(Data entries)
..........
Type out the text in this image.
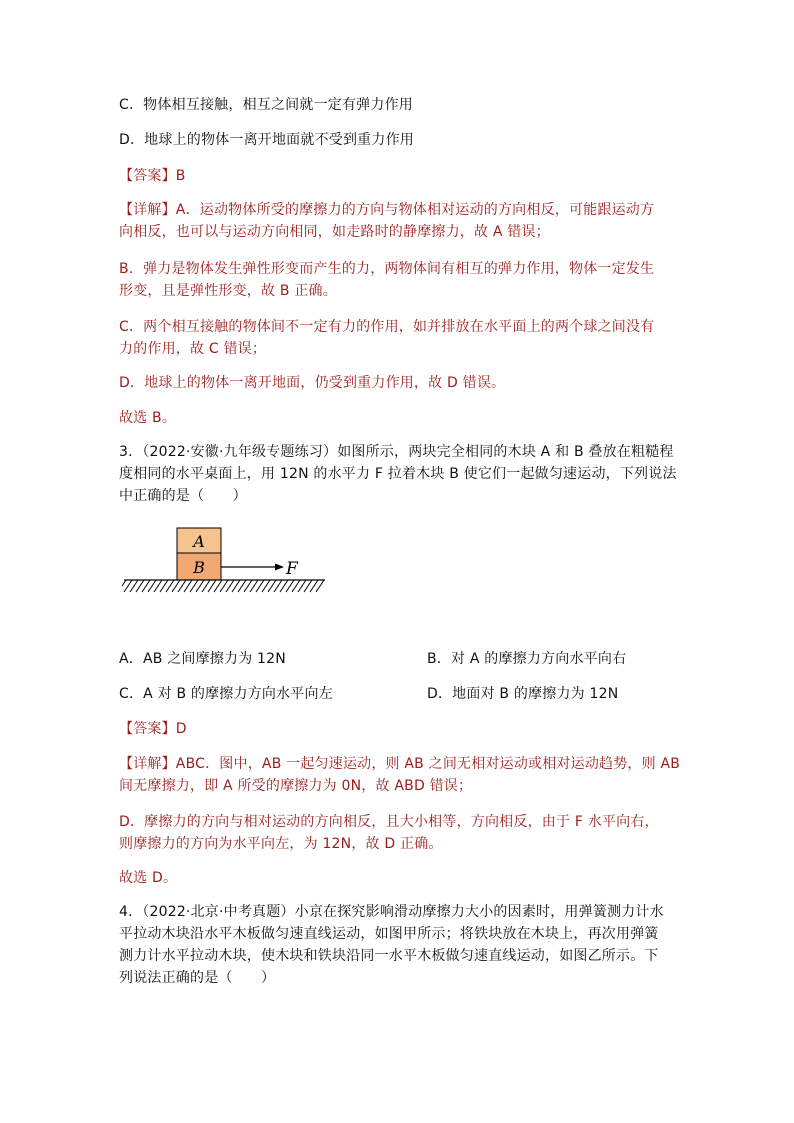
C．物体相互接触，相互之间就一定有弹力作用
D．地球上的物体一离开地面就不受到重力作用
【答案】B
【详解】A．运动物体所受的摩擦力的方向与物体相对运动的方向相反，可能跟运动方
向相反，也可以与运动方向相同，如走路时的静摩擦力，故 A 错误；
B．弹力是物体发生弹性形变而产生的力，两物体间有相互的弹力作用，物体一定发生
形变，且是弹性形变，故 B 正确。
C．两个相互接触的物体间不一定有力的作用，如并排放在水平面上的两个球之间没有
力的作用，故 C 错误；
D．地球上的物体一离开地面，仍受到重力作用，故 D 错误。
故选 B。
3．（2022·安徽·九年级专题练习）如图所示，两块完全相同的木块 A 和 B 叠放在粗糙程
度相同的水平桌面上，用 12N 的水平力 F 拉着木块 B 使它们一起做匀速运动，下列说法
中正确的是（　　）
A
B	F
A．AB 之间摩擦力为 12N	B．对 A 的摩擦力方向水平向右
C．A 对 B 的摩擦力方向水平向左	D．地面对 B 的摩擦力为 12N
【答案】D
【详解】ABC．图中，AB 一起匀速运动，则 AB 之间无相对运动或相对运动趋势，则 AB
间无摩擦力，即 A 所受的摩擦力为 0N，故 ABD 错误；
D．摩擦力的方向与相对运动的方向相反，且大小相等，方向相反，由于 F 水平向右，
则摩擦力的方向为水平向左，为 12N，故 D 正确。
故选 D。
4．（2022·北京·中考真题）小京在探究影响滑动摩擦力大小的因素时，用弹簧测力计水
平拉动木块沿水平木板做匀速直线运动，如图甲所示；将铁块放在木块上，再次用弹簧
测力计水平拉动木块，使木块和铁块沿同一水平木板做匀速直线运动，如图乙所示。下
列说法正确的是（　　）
..........
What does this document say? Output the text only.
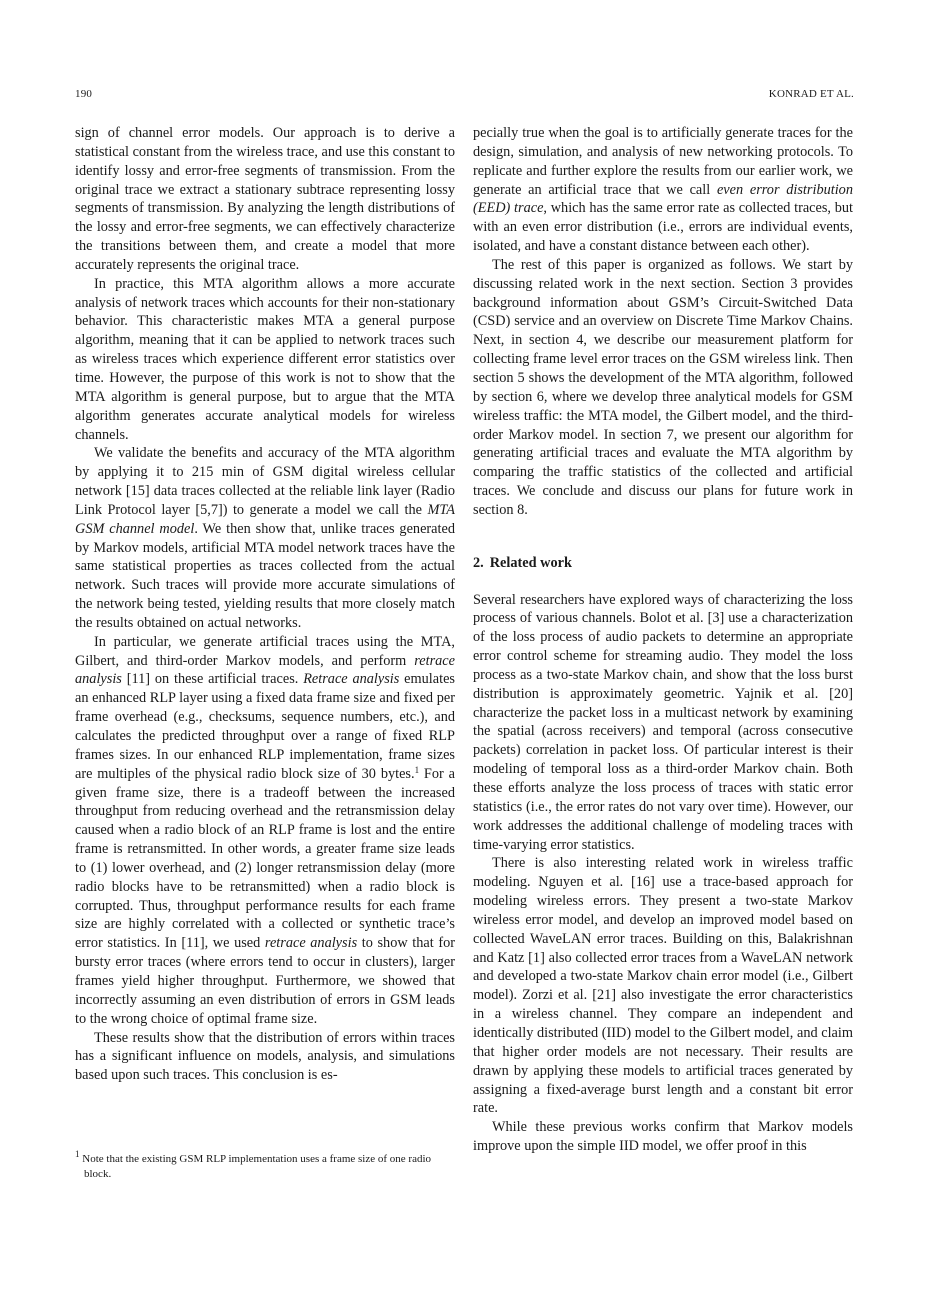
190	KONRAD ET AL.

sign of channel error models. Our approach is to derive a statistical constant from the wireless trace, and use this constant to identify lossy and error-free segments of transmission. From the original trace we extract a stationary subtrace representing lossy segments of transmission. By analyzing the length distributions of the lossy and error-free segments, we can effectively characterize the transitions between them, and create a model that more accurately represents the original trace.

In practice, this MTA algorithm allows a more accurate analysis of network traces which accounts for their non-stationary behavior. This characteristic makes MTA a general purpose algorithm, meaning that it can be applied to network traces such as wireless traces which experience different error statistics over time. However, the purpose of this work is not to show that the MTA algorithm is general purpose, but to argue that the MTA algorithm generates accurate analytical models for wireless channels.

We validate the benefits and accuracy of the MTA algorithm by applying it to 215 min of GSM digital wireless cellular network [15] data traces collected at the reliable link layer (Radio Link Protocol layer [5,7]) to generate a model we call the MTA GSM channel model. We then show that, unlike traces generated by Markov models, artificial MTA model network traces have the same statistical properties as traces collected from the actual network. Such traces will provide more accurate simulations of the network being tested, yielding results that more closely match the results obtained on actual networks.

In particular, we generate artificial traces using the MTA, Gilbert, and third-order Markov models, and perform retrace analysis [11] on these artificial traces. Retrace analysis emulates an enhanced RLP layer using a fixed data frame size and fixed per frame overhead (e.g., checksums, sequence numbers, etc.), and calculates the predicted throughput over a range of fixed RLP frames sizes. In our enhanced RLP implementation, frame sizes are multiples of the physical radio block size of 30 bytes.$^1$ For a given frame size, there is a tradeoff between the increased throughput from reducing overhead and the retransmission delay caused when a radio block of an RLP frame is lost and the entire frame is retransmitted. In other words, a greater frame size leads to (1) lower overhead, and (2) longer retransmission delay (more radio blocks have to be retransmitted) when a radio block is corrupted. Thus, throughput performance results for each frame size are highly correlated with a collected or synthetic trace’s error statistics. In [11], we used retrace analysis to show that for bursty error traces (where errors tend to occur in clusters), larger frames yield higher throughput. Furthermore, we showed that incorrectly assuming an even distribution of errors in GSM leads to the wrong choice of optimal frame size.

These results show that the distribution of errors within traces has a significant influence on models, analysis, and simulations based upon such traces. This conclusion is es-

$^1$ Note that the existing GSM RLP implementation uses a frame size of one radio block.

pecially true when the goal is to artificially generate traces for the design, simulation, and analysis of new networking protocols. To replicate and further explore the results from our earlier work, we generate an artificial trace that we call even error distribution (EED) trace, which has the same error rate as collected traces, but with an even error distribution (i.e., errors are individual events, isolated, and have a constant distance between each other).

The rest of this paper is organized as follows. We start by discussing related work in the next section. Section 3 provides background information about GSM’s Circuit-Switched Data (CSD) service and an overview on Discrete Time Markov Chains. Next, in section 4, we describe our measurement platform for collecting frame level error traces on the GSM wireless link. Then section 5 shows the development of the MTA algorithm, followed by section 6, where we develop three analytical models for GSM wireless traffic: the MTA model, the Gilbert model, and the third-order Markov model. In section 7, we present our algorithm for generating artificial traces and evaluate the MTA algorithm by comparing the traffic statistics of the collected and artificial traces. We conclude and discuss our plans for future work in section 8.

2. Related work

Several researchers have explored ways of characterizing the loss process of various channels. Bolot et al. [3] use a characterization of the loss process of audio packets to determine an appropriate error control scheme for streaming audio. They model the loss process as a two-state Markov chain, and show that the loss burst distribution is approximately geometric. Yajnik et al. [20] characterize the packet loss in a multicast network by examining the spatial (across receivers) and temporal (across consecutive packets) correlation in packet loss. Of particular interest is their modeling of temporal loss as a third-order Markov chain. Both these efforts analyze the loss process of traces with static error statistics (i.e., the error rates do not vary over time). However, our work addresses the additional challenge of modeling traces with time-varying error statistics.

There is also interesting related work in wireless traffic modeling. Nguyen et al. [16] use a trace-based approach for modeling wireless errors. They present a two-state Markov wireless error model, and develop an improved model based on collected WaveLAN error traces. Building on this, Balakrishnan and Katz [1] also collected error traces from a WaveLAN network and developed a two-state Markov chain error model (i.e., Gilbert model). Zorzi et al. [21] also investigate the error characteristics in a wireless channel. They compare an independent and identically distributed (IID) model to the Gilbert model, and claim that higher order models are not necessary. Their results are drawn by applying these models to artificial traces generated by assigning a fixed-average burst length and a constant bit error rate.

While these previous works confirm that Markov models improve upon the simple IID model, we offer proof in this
..........
In the records above, tally the lines where the word "text" appears, and give the number and nothing else.

# COMPLETE RESPONSE
2